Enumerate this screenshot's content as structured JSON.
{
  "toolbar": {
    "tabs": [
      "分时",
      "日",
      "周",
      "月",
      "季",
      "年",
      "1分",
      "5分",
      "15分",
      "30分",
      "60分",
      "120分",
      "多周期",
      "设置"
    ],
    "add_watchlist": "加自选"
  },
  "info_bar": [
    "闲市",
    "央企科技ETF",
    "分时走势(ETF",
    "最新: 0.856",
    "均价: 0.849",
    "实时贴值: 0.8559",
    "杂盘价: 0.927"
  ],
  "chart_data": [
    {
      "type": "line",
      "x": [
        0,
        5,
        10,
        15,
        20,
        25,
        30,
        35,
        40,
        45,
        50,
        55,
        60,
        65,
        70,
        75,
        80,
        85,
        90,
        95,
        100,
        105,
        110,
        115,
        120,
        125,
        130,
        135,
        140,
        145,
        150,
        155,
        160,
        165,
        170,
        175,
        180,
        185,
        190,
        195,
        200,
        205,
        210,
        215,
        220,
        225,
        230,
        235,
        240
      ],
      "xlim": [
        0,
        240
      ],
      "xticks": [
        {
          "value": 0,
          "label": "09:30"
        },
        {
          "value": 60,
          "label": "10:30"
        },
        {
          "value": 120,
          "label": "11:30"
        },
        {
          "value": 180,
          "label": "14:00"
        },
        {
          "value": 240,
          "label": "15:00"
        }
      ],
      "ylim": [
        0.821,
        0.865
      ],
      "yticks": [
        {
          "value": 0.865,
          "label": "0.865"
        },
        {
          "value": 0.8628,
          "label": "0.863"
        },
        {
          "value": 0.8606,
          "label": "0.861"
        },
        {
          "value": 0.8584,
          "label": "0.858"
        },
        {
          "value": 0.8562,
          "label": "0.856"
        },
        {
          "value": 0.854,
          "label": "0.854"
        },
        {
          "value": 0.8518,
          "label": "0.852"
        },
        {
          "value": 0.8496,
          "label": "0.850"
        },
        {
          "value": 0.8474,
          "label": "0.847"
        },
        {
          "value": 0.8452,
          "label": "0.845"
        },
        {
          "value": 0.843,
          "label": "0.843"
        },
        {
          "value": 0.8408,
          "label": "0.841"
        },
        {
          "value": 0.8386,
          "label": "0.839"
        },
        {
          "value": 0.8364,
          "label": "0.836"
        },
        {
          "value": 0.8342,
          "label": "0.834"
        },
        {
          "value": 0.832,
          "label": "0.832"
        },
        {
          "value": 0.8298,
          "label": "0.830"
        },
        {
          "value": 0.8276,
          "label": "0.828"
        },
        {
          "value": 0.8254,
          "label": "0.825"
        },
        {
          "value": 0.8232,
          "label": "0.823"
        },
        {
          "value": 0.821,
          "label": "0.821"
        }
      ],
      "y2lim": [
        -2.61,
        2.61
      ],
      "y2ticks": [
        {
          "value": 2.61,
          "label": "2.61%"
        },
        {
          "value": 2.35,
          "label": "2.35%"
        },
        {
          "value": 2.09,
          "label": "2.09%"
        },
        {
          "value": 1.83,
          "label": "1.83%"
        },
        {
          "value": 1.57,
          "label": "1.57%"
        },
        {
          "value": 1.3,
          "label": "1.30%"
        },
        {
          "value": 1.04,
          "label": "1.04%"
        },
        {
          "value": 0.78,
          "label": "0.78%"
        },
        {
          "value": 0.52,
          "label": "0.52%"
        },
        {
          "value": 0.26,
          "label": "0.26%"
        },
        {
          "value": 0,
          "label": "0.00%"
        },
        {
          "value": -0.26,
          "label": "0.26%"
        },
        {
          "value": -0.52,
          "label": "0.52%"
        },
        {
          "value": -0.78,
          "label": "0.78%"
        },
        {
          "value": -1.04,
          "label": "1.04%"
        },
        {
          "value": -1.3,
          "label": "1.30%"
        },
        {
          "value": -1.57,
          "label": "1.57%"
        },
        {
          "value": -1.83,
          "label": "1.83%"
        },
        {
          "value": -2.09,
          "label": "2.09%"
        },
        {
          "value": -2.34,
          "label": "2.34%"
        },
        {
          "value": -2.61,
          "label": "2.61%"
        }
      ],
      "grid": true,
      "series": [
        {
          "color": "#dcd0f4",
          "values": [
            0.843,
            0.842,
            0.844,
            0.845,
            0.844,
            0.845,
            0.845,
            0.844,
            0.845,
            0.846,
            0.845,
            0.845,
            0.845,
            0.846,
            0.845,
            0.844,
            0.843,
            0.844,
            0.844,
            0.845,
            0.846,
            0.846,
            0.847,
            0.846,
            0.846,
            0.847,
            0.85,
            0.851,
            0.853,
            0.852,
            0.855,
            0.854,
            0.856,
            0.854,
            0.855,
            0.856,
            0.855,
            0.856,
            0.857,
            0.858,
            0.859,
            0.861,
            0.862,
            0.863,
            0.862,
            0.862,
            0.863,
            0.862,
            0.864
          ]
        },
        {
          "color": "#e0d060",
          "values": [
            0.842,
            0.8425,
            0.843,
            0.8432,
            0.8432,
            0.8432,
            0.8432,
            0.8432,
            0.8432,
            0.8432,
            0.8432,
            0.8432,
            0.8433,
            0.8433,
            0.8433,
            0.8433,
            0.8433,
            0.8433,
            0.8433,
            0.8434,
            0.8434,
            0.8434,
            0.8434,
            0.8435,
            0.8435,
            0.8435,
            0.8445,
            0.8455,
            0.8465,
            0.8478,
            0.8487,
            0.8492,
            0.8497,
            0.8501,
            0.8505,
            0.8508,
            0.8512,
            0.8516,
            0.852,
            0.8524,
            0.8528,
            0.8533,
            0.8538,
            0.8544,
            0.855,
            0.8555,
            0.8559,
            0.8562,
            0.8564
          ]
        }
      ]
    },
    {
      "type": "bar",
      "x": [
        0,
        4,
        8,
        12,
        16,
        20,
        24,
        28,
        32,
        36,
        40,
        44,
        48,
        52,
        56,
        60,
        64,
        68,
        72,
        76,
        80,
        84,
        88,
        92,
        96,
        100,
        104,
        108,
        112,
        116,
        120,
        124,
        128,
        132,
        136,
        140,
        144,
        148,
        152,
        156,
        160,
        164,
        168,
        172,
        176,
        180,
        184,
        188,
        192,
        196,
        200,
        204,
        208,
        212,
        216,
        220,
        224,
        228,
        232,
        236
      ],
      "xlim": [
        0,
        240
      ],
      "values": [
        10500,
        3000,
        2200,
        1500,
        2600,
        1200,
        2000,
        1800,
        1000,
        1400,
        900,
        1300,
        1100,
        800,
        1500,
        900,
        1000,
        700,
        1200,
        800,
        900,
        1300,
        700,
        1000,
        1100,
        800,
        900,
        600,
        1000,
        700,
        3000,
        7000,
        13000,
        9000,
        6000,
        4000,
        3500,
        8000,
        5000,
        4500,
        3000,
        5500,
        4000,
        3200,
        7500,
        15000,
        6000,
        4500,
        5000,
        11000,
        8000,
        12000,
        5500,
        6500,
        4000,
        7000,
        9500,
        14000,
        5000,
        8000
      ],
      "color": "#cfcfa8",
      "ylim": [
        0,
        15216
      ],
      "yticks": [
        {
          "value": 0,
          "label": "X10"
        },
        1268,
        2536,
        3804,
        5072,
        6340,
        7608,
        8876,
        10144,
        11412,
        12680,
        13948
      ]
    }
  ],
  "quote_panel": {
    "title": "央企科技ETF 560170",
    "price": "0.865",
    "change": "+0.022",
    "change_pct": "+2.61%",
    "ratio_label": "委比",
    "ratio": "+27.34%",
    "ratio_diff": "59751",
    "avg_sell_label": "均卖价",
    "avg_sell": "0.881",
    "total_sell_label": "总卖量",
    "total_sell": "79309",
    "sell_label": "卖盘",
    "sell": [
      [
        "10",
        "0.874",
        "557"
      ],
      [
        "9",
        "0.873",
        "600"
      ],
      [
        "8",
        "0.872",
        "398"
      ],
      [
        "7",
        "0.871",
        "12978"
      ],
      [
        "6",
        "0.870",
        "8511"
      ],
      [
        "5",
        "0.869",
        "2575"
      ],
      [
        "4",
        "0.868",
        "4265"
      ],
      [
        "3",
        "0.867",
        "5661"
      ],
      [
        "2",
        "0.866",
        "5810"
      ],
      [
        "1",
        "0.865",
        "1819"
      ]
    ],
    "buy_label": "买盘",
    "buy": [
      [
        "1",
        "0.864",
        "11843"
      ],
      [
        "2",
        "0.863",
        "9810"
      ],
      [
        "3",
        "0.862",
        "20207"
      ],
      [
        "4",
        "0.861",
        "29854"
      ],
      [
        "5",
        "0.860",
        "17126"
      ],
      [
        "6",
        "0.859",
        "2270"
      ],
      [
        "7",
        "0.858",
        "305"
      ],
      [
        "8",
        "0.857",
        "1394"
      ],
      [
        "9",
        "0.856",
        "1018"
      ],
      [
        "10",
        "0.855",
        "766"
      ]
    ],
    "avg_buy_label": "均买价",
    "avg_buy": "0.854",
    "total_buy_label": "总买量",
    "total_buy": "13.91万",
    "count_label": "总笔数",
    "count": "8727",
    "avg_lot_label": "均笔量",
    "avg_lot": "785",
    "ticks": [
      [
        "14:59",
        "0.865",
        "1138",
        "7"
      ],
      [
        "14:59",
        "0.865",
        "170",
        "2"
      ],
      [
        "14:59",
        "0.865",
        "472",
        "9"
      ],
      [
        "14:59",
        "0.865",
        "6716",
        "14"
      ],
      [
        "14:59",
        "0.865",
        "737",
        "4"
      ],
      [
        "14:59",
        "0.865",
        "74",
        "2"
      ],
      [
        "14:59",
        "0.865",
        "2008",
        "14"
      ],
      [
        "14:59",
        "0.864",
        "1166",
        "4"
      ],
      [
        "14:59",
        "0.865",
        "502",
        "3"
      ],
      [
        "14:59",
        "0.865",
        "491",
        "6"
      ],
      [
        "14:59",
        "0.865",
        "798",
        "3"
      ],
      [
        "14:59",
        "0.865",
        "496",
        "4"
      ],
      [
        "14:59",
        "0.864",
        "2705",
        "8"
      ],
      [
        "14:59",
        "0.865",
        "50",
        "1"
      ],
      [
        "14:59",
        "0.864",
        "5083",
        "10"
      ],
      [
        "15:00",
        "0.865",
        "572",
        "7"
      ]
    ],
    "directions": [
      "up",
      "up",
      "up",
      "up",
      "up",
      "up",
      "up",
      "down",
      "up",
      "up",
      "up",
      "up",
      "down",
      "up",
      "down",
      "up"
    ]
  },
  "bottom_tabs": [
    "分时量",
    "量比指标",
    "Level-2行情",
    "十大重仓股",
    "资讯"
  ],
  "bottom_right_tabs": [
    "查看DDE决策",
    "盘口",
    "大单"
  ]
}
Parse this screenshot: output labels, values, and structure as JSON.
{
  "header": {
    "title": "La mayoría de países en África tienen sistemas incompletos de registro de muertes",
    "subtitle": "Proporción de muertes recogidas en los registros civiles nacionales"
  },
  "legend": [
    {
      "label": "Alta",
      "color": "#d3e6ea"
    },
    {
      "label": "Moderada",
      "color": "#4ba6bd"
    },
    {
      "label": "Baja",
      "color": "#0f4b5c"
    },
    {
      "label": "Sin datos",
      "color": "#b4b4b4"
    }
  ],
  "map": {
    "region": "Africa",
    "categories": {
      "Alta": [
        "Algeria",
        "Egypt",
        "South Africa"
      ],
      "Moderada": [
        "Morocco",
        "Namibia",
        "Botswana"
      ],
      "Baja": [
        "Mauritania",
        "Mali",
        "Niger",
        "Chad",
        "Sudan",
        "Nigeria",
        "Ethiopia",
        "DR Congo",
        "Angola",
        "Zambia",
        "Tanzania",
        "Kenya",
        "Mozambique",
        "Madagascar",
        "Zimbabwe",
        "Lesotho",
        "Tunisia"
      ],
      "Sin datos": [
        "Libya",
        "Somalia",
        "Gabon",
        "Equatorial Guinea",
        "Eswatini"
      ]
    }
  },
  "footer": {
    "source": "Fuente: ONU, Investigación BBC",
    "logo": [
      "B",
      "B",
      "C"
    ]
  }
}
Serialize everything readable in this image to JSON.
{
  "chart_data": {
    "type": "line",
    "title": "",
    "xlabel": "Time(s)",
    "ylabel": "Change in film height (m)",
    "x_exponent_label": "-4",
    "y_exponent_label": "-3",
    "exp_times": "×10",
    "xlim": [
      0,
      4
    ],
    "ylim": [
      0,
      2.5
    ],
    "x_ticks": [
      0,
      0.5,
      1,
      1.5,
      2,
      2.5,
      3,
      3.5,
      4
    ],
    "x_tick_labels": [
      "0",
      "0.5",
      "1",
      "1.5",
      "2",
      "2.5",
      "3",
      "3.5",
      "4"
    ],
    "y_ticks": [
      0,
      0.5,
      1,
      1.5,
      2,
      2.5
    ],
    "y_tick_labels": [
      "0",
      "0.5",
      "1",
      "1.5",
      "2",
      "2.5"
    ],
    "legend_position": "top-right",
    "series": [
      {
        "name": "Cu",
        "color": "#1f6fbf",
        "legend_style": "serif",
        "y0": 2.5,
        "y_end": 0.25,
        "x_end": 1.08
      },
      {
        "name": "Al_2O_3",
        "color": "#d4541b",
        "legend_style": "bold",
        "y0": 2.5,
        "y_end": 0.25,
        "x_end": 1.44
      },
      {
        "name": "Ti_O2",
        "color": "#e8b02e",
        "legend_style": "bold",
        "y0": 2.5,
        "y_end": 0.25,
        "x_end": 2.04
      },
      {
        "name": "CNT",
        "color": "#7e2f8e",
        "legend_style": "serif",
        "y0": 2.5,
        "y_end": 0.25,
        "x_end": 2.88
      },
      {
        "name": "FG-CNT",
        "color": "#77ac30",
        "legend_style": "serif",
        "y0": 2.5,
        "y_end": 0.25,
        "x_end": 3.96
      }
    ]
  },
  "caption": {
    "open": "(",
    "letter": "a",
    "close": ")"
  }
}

──────────

- _Problem_: With both ends included, please retype exactly the lines from the line containing "Serialize everything readable" to the final line of the data.

- _Exercise response_:
Serialize everything readable in this image to JSON.
{
  "chart_data": {
    "type": "line",
    "title": "",
    "xlabel": "Time(s)",
    "ylabel": "Change in film height (m)",
    "x_exponent_label": "-4",
    "y_exponent_label": "-3",
    "exp_times": "×10",
    "xlim": [
      0,
      4
    ],
    "ylim": [
      0,
      2.5
    ],
    "x_ticks": [
      0,
      0.5,
      1,
      1.5,
      2,
      2.5,
      3,
      3.5,
      4
    ],
    "x_tick_labels": [
      "0",
      "0.5",
      "1",
      "1.5",
      "2",
      "2.5",
      "3",
      "3.5",
      "4"
    ],
    "y_ticks": [
      0,
      0.5,
      1,
      1.5,
      2,
      2.5
    ],
    "y_tick_labels": [
      "0",
      "0.5",
      "1",
      "1.5",
      "2",
      "2.5"
    ],
    "legend_position": "top-right",
    "series": [
      {
        "name": "Cu",
        "color": "#1f6fbf",
        "legend_style": "serif",
        "y0": 2.5,
        "y_end": 0.25,
        "x_end": 1.08
      },
      {
        "name": "Al_2O_3",
        "color": "#d4541b",
        "legend_style": "bold",
        "y0": 2.5,
        "y_end": 0.25,
        "x_end": 1.44
      },
      {
        "name": "Ti_O2",
        "color": "#e8b02e",
        "legend_style": "bold",
        "y0": 2.5,
        "y_end": 0.25,
        "x_end": 2.04
      },
      {
        "name": "CNT",
        "color": "#7e2f8e",
        "legend_style": "serif",
        "y0": 2.5,
        "y_end": 0.25,
        "x_end": 2.88
      },
      {
        "name": "FG-CNT",
        "color": "#77ac30",
        "legend_style": "serif",
        "y0": 2.5,
        "y_end": 0.25,
        "x_end": 3.96
      }
    ]
  },
  "caption": {
    "open": "(",
    "letter": "a",
    "close": ")"
  }
}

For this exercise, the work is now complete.